++++ Raw data

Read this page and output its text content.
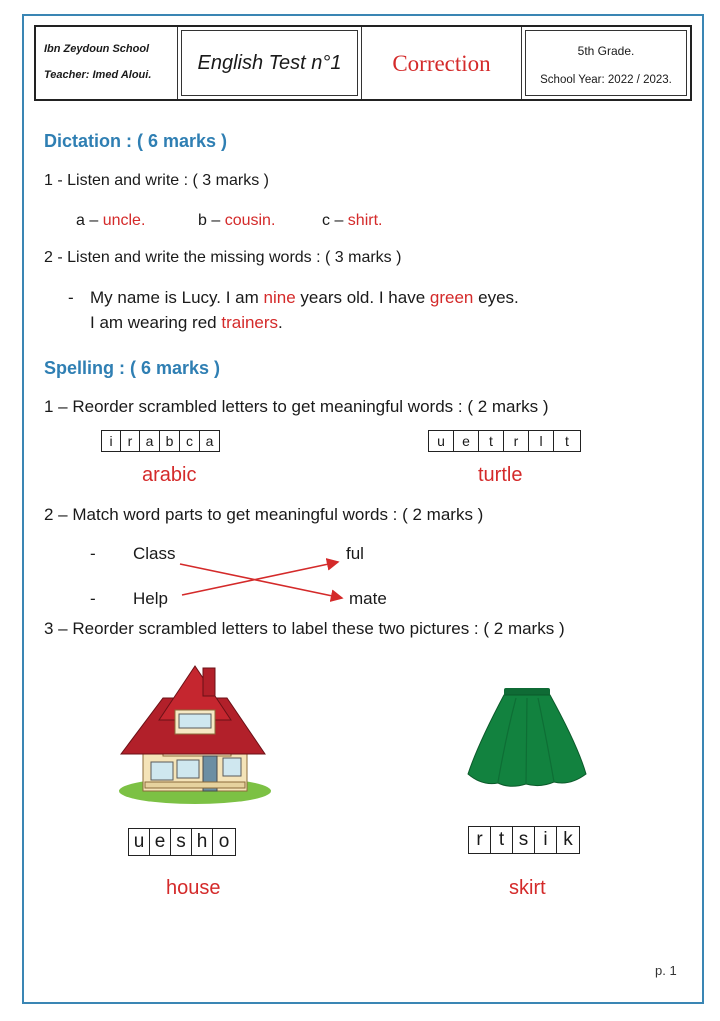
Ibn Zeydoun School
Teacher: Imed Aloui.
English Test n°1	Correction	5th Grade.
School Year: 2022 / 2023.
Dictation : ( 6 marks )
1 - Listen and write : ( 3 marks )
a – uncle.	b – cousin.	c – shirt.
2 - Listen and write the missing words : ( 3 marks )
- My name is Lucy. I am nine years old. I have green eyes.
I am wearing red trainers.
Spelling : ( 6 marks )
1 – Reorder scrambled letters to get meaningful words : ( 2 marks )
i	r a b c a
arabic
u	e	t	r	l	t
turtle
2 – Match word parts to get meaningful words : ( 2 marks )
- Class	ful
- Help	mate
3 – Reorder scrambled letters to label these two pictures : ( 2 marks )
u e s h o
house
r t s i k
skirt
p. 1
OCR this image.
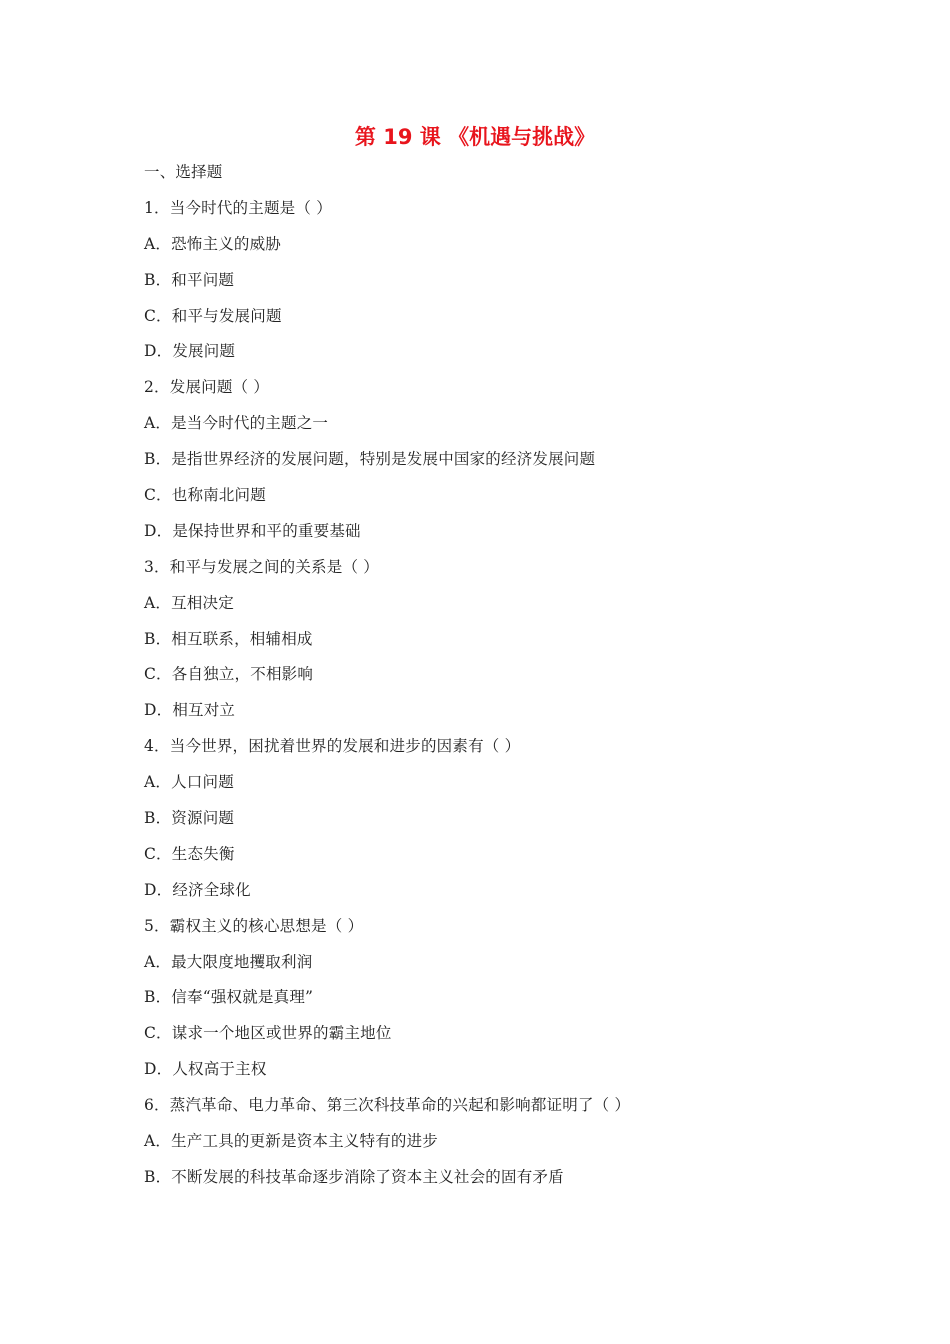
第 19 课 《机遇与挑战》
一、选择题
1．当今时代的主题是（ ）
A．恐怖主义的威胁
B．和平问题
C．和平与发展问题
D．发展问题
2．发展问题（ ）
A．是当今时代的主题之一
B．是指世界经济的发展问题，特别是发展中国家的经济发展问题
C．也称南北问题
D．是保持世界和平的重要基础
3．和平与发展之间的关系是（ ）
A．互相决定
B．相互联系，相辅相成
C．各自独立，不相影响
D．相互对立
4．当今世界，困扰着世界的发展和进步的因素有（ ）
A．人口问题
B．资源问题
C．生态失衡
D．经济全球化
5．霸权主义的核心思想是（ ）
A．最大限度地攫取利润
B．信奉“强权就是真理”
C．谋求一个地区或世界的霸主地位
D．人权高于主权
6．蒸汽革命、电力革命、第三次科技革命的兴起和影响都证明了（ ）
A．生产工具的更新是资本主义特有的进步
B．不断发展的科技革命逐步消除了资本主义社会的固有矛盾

++++++++
++++ Raw data

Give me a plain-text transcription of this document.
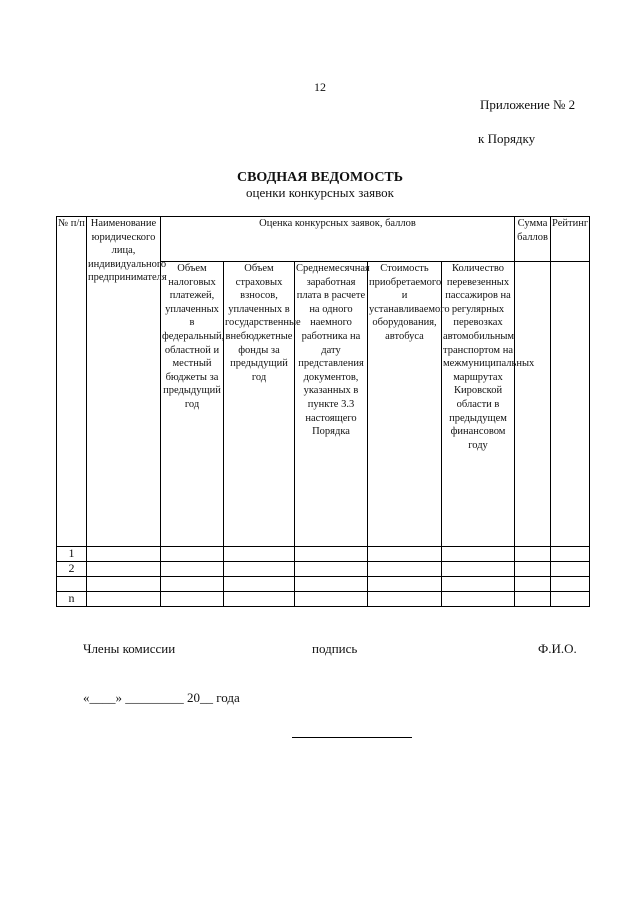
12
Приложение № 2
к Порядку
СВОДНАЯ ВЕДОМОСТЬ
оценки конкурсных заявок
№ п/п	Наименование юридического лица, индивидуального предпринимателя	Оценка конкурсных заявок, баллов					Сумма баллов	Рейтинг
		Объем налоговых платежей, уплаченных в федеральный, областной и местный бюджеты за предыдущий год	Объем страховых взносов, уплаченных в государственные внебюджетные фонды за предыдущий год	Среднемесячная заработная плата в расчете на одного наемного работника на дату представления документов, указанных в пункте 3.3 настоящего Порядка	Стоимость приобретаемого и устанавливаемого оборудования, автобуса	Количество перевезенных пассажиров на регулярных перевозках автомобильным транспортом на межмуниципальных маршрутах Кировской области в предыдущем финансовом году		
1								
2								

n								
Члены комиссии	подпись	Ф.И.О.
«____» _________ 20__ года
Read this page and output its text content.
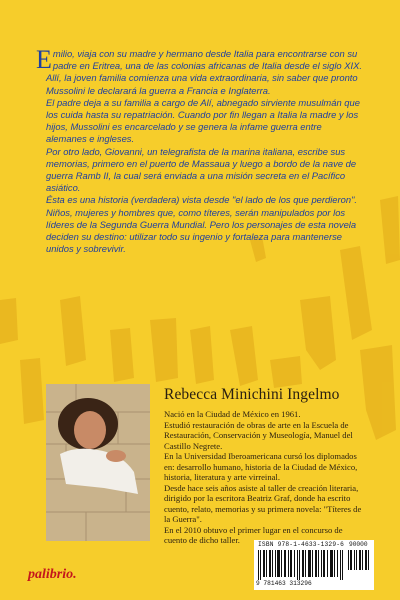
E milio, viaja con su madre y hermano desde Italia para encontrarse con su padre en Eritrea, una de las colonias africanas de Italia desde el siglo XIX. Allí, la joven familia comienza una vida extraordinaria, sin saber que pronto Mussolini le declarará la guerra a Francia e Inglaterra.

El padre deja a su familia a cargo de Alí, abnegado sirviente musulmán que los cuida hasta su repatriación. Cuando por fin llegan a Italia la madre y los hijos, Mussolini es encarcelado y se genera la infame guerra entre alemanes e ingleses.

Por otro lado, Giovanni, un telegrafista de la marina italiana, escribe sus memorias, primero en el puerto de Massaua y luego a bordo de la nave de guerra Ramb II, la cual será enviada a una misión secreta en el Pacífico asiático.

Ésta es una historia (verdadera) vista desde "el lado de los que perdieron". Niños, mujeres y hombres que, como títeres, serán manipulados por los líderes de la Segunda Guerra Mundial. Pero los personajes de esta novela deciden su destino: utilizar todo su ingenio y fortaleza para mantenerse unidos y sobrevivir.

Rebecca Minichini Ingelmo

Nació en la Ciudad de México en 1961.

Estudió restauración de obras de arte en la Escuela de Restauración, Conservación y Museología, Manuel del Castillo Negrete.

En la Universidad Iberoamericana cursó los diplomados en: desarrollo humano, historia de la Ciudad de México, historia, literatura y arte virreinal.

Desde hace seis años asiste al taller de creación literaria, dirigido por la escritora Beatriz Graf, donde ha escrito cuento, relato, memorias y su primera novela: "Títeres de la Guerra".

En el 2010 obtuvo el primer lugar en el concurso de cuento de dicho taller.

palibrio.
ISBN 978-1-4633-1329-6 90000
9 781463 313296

++++++++

In the entries above, identify every line with the word "Reorder". Copy those lines.

→ **Finished answer**
1 – Reorder scrambled letters to get meaningful words : ( 2 marks )
3 – Reorder scrambled letters to label these two pictures : ( 2 marks )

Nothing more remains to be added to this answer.